-- start of Provided information --

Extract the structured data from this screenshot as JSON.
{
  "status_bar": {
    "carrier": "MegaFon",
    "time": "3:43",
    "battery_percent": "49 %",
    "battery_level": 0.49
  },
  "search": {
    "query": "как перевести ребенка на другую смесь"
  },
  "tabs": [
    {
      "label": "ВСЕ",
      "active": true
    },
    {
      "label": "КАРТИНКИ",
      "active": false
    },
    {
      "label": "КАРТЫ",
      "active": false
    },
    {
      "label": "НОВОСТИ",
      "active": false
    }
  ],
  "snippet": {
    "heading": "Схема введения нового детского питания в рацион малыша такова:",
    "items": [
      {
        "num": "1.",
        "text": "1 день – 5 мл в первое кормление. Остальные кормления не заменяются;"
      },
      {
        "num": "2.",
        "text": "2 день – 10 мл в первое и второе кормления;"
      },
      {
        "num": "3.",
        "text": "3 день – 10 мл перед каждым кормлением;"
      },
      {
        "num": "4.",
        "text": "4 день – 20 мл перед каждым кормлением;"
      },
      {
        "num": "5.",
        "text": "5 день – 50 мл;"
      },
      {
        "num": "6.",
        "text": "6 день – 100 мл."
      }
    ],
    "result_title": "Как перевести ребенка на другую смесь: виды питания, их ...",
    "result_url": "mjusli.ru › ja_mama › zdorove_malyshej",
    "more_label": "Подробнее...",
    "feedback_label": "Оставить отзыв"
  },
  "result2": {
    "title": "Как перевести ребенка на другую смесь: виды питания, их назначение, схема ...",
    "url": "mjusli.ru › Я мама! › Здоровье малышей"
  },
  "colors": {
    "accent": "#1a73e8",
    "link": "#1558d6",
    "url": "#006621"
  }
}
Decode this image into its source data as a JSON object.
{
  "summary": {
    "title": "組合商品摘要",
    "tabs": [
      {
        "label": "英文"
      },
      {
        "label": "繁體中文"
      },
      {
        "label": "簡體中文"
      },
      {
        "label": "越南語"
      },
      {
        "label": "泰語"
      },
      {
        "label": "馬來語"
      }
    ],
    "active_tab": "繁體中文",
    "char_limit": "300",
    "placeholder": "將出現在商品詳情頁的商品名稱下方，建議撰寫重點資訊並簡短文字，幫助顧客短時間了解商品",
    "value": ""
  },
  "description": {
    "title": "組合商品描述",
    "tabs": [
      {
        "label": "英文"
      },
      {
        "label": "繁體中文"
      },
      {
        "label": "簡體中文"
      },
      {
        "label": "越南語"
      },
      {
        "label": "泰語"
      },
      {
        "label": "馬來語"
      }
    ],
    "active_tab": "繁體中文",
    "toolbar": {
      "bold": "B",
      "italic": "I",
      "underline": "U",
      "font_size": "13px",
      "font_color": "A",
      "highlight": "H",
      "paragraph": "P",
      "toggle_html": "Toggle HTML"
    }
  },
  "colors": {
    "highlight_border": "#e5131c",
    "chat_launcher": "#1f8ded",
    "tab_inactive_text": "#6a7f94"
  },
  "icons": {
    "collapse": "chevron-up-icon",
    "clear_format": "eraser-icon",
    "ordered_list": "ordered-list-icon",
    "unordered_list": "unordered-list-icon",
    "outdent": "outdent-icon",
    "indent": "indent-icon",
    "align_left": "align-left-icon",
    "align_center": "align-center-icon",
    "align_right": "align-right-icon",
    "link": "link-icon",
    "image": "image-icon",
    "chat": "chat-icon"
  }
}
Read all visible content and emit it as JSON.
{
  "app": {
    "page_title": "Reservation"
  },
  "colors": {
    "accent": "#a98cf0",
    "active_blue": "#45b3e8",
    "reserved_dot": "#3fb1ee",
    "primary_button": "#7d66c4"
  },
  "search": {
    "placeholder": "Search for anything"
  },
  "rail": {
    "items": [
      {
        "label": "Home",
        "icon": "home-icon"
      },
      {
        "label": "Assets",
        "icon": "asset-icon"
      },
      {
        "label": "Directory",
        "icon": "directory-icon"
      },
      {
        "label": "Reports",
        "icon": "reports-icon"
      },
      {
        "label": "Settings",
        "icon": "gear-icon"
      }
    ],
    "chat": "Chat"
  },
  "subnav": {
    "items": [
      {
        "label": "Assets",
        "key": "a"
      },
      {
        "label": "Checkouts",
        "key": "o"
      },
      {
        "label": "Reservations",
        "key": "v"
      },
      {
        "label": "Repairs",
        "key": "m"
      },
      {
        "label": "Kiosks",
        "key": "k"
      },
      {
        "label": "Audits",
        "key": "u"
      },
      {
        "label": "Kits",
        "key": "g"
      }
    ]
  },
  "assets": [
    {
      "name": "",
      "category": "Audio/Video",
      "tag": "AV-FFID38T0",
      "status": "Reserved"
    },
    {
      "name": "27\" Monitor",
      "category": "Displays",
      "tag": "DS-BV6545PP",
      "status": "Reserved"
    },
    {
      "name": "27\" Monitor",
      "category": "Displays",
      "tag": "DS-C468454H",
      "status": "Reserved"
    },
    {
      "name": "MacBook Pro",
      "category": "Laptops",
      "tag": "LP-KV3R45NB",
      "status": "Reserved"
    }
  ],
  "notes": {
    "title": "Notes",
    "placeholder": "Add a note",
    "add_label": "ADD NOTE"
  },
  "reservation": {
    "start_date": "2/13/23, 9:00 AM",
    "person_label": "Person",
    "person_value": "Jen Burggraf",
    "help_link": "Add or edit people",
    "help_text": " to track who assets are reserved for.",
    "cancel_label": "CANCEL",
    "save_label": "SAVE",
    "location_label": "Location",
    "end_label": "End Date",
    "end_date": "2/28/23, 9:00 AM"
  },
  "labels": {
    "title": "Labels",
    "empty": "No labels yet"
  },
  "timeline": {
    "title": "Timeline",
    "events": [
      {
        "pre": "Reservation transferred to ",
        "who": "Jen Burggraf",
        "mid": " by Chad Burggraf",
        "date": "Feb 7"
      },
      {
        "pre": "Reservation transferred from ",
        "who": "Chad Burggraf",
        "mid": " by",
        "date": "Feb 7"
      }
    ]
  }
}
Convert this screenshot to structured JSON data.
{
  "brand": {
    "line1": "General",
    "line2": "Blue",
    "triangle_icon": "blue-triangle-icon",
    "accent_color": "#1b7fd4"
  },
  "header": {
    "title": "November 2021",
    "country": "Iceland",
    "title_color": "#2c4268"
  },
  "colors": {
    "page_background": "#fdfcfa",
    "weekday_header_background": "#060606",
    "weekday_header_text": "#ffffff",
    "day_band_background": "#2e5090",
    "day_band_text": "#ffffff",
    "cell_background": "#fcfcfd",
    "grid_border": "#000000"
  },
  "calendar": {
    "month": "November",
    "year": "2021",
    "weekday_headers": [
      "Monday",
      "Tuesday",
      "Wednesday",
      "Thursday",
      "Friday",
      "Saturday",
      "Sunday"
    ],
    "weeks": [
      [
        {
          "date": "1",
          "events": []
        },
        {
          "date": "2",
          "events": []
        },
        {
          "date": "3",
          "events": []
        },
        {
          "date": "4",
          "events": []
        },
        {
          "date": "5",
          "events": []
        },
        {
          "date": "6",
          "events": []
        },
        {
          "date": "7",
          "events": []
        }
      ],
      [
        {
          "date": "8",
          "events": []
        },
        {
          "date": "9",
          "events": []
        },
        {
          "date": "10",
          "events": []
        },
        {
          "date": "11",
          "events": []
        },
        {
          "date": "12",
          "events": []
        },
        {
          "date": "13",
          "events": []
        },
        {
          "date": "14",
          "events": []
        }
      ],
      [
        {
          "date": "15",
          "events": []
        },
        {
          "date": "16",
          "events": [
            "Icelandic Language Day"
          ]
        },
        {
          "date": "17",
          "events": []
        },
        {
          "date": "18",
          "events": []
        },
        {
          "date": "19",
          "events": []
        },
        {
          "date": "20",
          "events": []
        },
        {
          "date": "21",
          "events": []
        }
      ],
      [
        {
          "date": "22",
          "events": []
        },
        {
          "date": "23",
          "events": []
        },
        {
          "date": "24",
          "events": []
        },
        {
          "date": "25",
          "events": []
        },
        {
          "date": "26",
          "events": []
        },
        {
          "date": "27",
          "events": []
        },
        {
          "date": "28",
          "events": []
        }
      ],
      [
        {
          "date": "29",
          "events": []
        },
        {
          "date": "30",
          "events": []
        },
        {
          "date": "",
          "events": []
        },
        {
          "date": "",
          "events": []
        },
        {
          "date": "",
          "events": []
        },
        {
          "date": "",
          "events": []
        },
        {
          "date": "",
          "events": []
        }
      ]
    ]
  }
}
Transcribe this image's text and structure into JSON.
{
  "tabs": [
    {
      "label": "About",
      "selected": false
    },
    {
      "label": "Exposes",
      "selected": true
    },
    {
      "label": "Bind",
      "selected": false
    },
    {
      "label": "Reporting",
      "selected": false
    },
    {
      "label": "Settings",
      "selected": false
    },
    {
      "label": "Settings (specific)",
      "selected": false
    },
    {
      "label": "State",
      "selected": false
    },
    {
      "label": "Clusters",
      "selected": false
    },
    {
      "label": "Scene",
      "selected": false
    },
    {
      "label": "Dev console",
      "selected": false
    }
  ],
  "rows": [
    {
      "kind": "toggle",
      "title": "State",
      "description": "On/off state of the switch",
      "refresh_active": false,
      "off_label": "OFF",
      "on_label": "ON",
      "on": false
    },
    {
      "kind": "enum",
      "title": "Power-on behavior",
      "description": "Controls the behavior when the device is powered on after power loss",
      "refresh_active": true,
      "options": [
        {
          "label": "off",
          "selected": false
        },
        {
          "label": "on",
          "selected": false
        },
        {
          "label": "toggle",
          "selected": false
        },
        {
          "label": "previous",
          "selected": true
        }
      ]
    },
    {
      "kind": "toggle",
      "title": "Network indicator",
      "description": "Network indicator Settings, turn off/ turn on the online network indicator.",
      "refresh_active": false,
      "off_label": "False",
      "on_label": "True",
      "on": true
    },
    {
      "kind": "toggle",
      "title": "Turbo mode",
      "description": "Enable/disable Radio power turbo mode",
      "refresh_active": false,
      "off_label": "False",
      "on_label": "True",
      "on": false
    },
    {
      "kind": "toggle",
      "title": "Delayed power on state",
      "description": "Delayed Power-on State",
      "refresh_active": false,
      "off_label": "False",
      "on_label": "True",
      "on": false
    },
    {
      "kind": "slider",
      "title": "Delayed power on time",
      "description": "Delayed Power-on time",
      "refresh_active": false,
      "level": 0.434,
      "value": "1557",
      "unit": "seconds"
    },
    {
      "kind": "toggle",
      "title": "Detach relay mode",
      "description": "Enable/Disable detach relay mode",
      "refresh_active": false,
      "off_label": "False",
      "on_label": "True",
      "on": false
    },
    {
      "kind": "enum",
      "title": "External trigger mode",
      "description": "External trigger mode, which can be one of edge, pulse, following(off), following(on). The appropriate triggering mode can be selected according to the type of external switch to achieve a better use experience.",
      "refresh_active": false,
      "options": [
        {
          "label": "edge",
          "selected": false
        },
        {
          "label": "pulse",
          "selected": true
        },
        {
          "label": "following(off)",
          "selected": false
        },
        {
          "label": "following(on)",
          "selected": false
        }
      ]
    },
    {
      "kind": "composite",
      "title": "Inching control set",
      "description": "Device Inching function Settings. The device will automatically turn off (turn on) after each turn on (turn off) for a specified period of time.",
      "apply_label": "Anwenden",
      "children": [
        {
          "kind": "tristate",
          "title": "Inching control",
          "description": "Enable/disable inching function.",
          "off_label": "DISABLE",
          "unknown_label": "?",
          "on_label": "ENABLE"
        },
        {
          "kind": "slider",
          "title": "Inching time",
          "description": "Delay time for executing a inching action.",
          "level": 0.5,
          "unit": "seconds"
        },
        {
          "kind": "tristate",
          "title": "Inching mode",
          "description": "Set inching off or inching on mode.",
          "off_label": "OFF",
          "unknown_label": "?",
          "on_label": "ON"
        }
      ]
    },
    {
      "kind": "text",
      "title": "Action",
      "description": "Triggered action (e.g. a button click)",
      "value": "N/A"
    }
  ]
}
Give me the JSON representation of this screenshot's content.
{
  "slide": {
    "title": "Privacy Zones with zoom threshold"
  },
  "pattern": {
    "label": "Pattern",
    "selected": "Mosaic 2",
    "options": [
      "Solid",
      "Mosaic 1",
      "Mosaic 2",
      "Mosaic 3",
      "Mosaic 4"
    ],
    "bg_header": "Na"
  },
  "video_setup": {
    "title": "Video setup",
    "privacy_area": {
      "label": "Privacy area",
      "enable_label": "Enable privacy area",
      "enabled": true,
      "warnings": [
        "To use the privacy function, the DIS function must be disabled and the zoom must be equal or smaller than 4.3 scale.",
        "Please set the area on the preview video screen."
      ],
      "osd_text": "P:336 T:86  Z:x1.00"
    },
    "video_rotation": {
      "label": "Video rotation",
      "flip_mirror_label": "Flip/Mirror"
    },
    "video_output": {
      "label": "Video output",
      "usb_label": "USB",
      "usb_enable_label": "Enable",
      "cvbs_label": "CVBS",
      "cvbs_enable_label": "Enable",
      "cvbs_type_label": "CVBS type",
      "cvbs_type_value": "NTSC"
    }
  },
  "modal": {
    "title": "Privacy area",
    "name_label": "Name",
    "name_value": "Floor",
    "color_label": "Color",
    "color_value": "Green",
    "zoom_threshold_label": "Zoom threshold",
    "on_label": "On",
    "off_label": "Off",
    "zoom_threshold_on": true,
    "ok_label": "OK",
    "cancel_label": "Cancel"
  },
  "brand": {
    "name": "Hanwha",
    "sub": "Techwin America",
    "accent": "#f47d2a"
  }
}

-- end of Provided information --

The problem: Repeat exactly the lines from the line containing "Give me the" through the end of the listing above; both boundary lines are part of the output.

Result of this exercise:
Give me the JSON representation of this screenshot's content.
{
  "slide": {
    "title": "Privacy Zones with zoom threshold"
  },
  "pattern": {
    "label": "Pattern",
    "selected": "Mosaic 2",
    "options": [
      "Solid",
      "Mosaic 1",
      "Mosaic 2",
      "Mosaic 3",
      "Mosaic 4"
    ],
    "bg_header": "Na"
  },
  "video_setup": {
    "title": "Video setup",
    "privacy_area": {
      "label": "Privacy area",
      "enable_label": "Enable privacy area",
      "enabled": true,
      "warnings": [
        "To use the privacy function, the DIS function must be disabled and the zoom must be equal or smaller than 4.3 scale.",
        "Please set the area on the preview video screen."
      ],
      "osd_text": "P:336 T:86  Z:x1.00"
    },
    "video_rotation": {
      "label": "Video rotation",
      "flip_mirror_label": "Flip/Mirror"
    },
    "video_output": {
      "label": "Video output",
      "usb_label": "USB",
      "usb_enable_label": "Enable",
      "cvbs_label": "CVBS",
      "cvbs_enable_label": "Enable",
      "cvbs_type_label": "CVBS type",
      "cvbs_type_value": "NTSC"
    }
  },
  "modal": {
    "title": "Privacy area",
    "name_label": "Name",
    "name_value": "Floor",
    "color_label": "Color",
    "color_value": "Green",
    "zoom_threshold_label": "Zoom threshold",
    "on_label": "On",
    "off_label": "Off",
    "zoom_threshold_on": true,
    "ok_label": "OK",
    "cancel_label": "Cancel"
  },
  "brand": {
    "name": "Hanwha",
    "sub": "Techwin America",
    "accent": "#f47d2a"
  }
}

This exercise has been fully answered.